▶ What to do
Without the pictures, can you quote each line below exactly?

##### Extracted data #####

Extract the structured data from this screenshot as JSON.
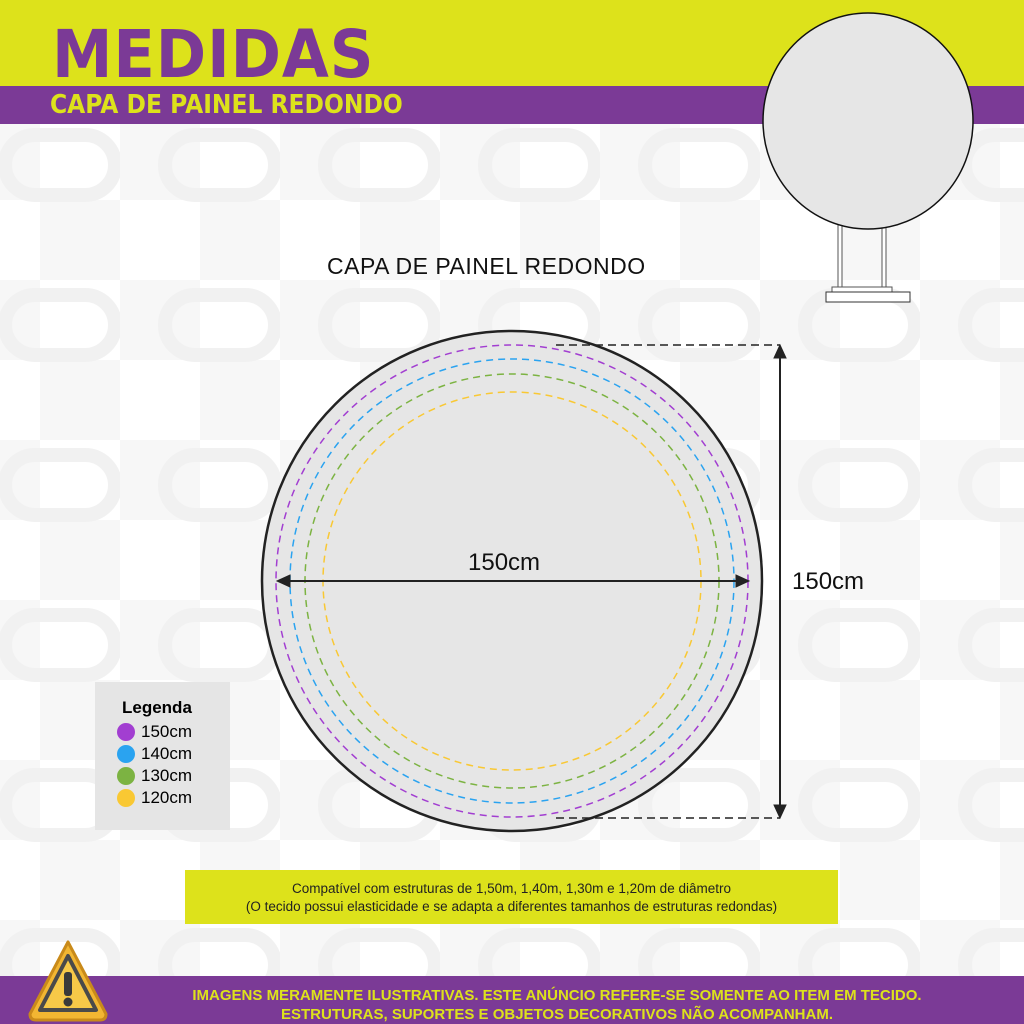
{
  "header": {
    "title": "MEDIDAS",
    "subtitle": "CAPA DE PAINEL REDONDO"
  },
  "diagram": {
    "caption": "CAPA DE PAINEL REDONDO",
    "width_label": "150cm",
    "height_label": "150cm"
  },
  "legend": {
    "title": "Legenda",
    "items": [
      {
        "label": "150cm",
        "color": "#a23ed1"
      },
      {
        "label": "140cm",
        "color": "#2aa3f0"
      },
      {
        "label": "130cm",
        "color": "#7cb342"
      },
      {
        "label": "120cm",
        "color": "#f9c833"
      }
    ]
  },
  "note": {
    "line1": "Compatível com estruturas de 1,50m, 1,40m, 1,30m e 1,20m de diâmetro",
    "line2": "(O tecido possui elasticidade e se adapta a diferentes tamanhos de estruturas redondas)"
  },
  "footer": {
    "line1": "IMAGENS MERAMENTE ILUSTRATIVAS. ESTE ANÚNCIO REFERE-SE SOMENTE AO ITEM EM TECIDO.",
    "line2": "ESTRUTURAS, SUPORTES E OBJETOS DECORATIVOS NÃO ACOMPANHAM."
  },
  "colors": {
    "yellow": "#dde21b",
    "purple": "#7b3a96"
  }
}
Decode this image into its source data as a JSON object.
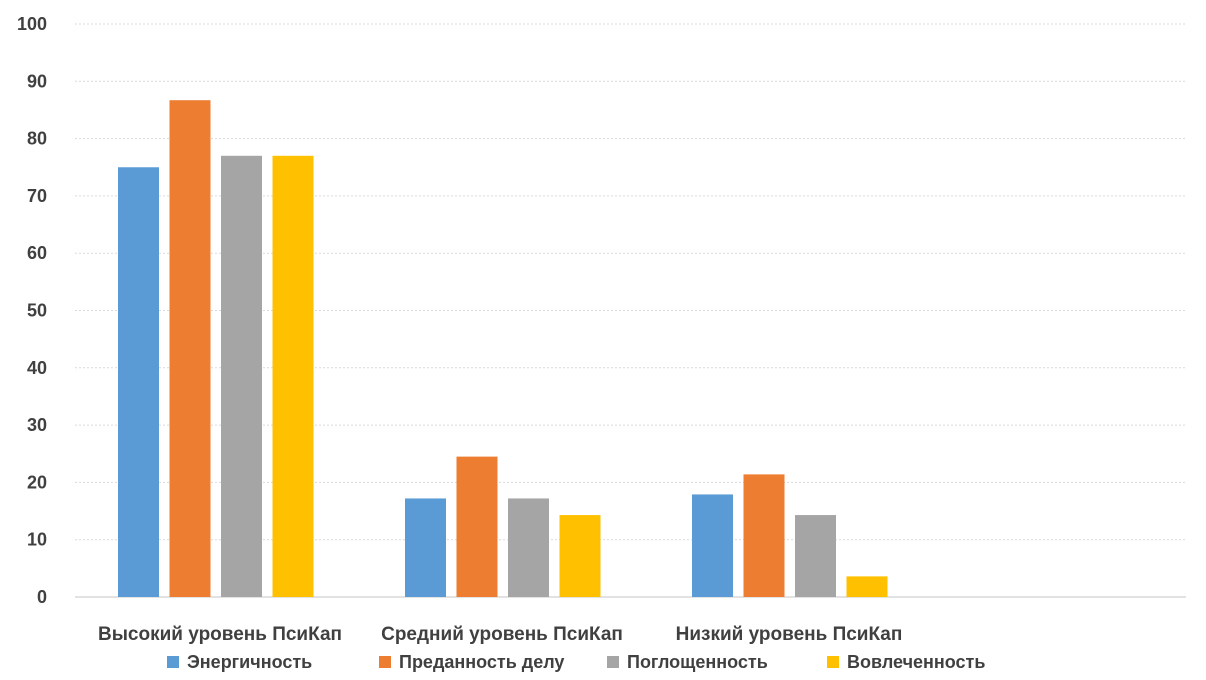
{
  "chart_data": {
    "type": "bar",
    "categories": [
      "Высокий уровень ПсиКап",
      "Средний уровень ПсиКап",
      "Низкий уровень ПсиКап"
    ],
    "series": [
      {
        "name": "Энергичность",
        "color": "#5b9bd5",
        "values": [
          75,
          17.2,
          17.9
        ]
      },
      {
        "name": "Преданность делу",
        "color": "#ed7d31",
        "values": [
          86.7,
          24.5,
          21.4
        ]
      },
      {
        "name": "Поглощенность",
        "color": "#a5a5a5",
        "values": [
          77,
          17.2,
          14.3
        ]
      },
      {
        "name": "Вовлеченность",
        "color": "#ffc000",
        "values": [
          77,
          14.3,
          3.6
        ]
      }
    ],
    "yticks": [
      "0",
      "10",
      "20",
      "30",
      "40",
      "50",
      "60",
      "70",
      "80",
      "90",
      "100"
    ],
    "ylim": [
      0,
      100
    ],
    "grid": true,
    "legend_position": "bottom",
    "title": "",
    "xlabel": "",
    "ylabel": ""
  }
}
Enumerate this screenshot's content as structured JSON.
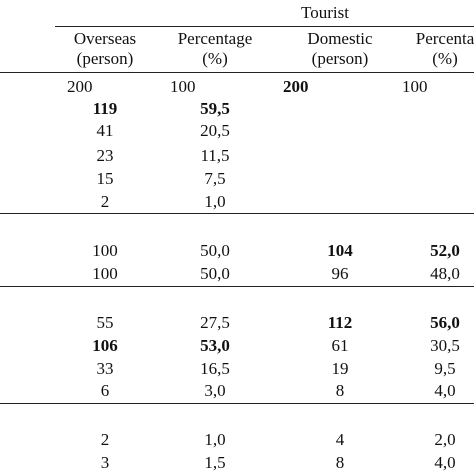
{
  "super_header": "Tourist",
  "columns": [
    {
      "line1": "Overseas",
      "line2": "(person)"
    },
    {
      "line1": "Percentage",
      "line2": "(%)"
    },
    {
      "line1": "Domestic",
      "line2": "(person)"
    },
    {
      "line1": "Percenta",
      "line2": "(%)"
    }
  ],
  "total_row": {
    "overseas": "200",
    "pct": "100",
    "domestic": "200",
    "dpct": "100"
  },
  "group1": [
    {
      "overseas": "119",
      "pct": "59,5",
      "domestic": "",
      "dpct": ""
    },
    {
      "overseas": "41",
      "pct": "20,5",
      "domestic": "",
      "dpct": ""
    },
    {
      "overseas": "23",
      "pct": "11,5",
      "domestic": "",
      "dpct": ""
    },
    {
      "overseas": "15",
      "pct": "7,5",
      "domestic": "",
      "dpct": ""
    },
    {
      "overseas": "2",
      "pct": "1,0",
      "domestic": "",
      "dpct": ""
    }
  ],
  "group2": [
    {
      "overseas": "100",
      "pct": "50,0",
      "domestic": "104",
      "dpct": "52,0"
    },
    {
      "overseas": "100",
      "pct": "50,0",
      "domestic": "96",
      "dpct": "48,0"
    }
  ],
  "group3": [
    {
      "overseas": "55",
      "pct": "27,5",
      "domestic": "112",
      "dpct": "56,0"
    },
    {
      "overseas": "106",
      "pct": "53,0",
      "domestic": "61",
      "dpct": "30,5"
    },
    {
      "overseas": "33",
      "pct": "16,5",
      "domestic": "19",
      "dpct": "9,5"
    },
    {
      "overseas": "6",
      "pct": "3,0",
      "domestic": "8",
      "dpct": "4,0"
    }
  ],
  "group4": [
    {
      "overseas": "2",
      "pct": "1,0",
      "domestic": "4",
      "dpct": "2,0"
    },
    {
      "overseas": "3",
      "pct": "1,5",
      "domestic": "8",
      "dpct": "4,0"
    }
  ]
}
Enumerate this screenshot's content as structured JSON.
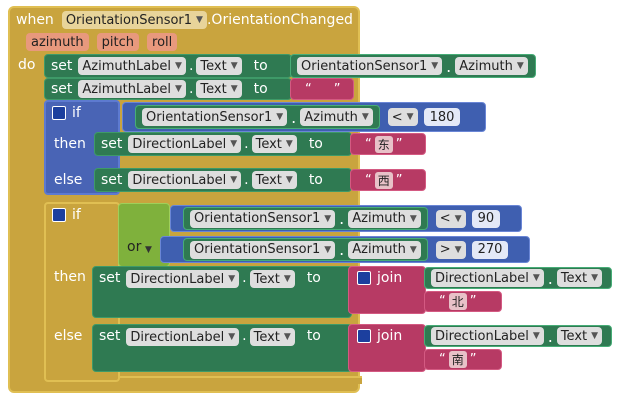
{
  "event": {
    "when": "when",
    "component": "OrientationSensor1",
    "event_name": ".OrientationChanged",
    "params": [
      "azimuth",
      "pitch",
      "roll"
    ],
    "do": "do"
  },
  "kw": {
    "set": "set",
    "to": "to",
    "if": "if",
    "then": "then",
    "else": "else",
    "or": "or",
    "join": "join",
    "dot": ".",
    "text_prop": "Text"
  },
  "labels": {
    "azimuth_label": "AzimuthLabel",
    "direction_label": "DirectionLabel",
    "sensor": "OrientationSensor1",
    "azimuth_prop": "Azimuth"
  },
  "strings": {
    "empty": " ",
    "east": "东",
    "west": "西",
    "north": "北",
    "south": "南",
    "quote_open": "“",
    "quote_close": "”"
  },
  "ops": {
    "lt": "<",
    "gt": ">"
  },
  "numbers": {
    "n180": "180",
    "n90": "90",
    "n270": "270"
  },
  "colors": {
    "event": "#c9a43e",
    "set_block": "#2f7a52",
    "control": "#4964b5",
    "math": "#3f5fb0",
    "logic": "#7fb13c",
    "text": "#b73a64"
  }
}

#####

▶ Answer to the exercise
Extract the structured data from this screenshot as JSON.
{
  "header": {
    "title": "MEDIDAS",
    "subtitle": "CAPA DE PAINEL REDONDO"
  },
  "diagram": {
    "caption": "CAPA DE PAINEL REDONDO",
    "width_label": "150cm",
    "height_label": "150cm"
  },
  "legend": {
    "title": "Legenda",
    "items": [
      {
        "label": "150cm",
        "color": "#a23ed1"
      },
      {
        "label": "140cm",
        "color": "#2aa3f0"
      },
      {
        "label": "130cm",
        "color": "#7cb342"
      },
      {
        "label": "120cm",
        "color": "#f9c833"
      }
    ]
  },
  "note": {
    "line1": "Compatível com estruturas de 1,50m, 1,40m, 1,30m e 1,20m de diâmetro",
    "line2": "(O tecido possui elasticidade e se adapta a diferentes tamanhos de estruturas redondas)"
  },
  "footer": {
    "line1": "IMAGENS MERAMENTE ILUSTRATIVAS. ESTE ANÚNCIO REFERE-SE SOMENTE AO ITEM EM TECIDO.",
    "line2": "ESTRUTURAS, SUPORTES E OBJETOS DECORATIVOS NÃO ACOMPANHAM."
  },
  "colors": {
    "yellow": "#dde21b",
    "purple": "#7b3a96"
  }
}
Decode this image into its source data as a JSON object.
{
  "chart_data": {
    "type": "bar",
    "categories": [
      "Высокий уровень ПсиКап",
      "Средний уровень ПсиКап",
      "Низкий уровень ПсиКап"
    ],
    "series": [
      {
        "name": "Энергичность",
        "color": "#5b9bd5",
        "values": [
          75,
          17.2,
          17.9
        ]
      },
      {
        "name": "Преданность делу",
        "color": "#ed7d31",
        "values": [
          86.7,
          24.5,
          21.4
        ]
      },
      {
        "name": "Поглощенность",
        "color": "#a5a5a5",
        "values": [
          77,
          17.2,
          14.3
        ]
      },
      {
        "name": "Вовлеченность",
        "color": "#ffc000",
        "values": [
          77,
          14.3,
          3.6
        ]
      }
    ],
    "yticks": [
      "0",
      "10",
      "20",
      "30",
      "40",
      "50",
      "60",
      "70",
      "80",
      "90",
      "100"
    ],
    "ylim": [
      0,
      100
    ],
    "grid": true,
    "legend_position": "bottom",
    "title": "",
    "xlabel": "",
    "ylabel": ""
  }
}
Enumerate this screenshot's content as structured JSON.
{
  "super_header": "Tourist",
  "columns": [
    {
      "line1": "Overseas",
      "line2": "(person)"
    },
    {
      "line1": "Percentage",
      "line2": "(%)"
    },
    {
      "line1": "Domestic",
      "line2": "(person)"
    },
    {
      "line1": "Percenta",
      "line2": "(%)"
    }
  ],
  "total_row": {
    "overseas": "200",
    "pct": "100",
    "domestic": "200",
    "dpct": "100"
  },
  "group1": [
    {
      "overseas": "119",
      "pct": "59,5",
      "domestic": "",
      "dpct": ""
    },
    {
      "overseas": "41",
      "pct": "20,5",
      "domestic": "",
      "dpct": ""
    },
    {
      "overseas": "23",
      "pct": "11,5",
      "domestic": "",
      "dpct": ""
    },
    {
      "overseas": "15",
      "pct": "7,5",
      "domestic": "",
      "dpct": ""
    },
    {
      "overseas": "2",
      "pct": "1,0",
      "domestic": "",
      "dpct": ""
    }
  ],
  "group2": [
    {
      "overseas": "100",
      "pct": "50,0",
      "domestic": "104",
      "dpct": "52,0"
    },
    {
      "overseas": "100",
      "pct": "50,0",
      "domestic": "96",
      "dpct": "48,0"
    }
  ],
  "group3": [
    {
      "overseas": "55",
      "pct": "27,5",
      "domestic": "112",
      "dpct": "56,0"
    },
    {
      "overseas": "106",
      "pct": "53,0",
      "domestic": "61",
      "dpct": "30,5"
    },
    {
      "overseas": "33",
      "pct": "16,5",
      "domestic": "19",
      "dpct": "9,5"
    },
    {
      "overseas": "6",
      "pct": "3,0",
      "domestic": "8",
      "dpct": "4,0"
    }
  ],
  "group4": [
    {
      "overseas": "2",
      "pct": "1,0",
      "domestic": "4",
      "dpct": "2,0"
    },
    {
      "overseas": "3",
      "pct": "1,5",
      "domestic": "8",
      "dpct": "4,0"
    }
  ]
}
Enumerate this screenshot's content as structured JSON.
{
  "event": {
    "when": "when",
    "component": "OrientationSensor1",
    "event_name": ".OrientationChanged",
    "params": [
      "azimuth",
      "pitch",
      "roll"
    ],
    "do": "do"
  },
  "kw": {
    "set": "set",
    "to": "to",
    "if": "if",
    "then": "then",
    "else": "else",
    "or": "or",
    "join": "join",
    "dot": ".",
    "text_prop": "Text"
  },
  "labels": {
    "azimuth_label": "AzimuthLabel",
    "direction_label": "DirectionLabel",
    "sensor": "OrientationSensor1",
    "azimuth_prop": "Azimuth"
  },
  "strings": {
    "empty": " ",
    "east": "东",
    "west": "西",
    "north": "北",
    "south": "南",
    "quote_open": "“",
    "quote_close": "”"
  },
  "ops": {
    "lt": "<",
    "gt": ">"
  },
  "numbers": {
    "n180": "180",
    "n90": "90",
    "n270": "270"
  },
  "colors": {
    "event": "#c9a43e",
    "set_block": "#2f7a52",
    "control": "#4964b5",
    "math": "#3f5fb0",
    "logic": "#7fb13c",
    "text": "#b73a64"
  }
}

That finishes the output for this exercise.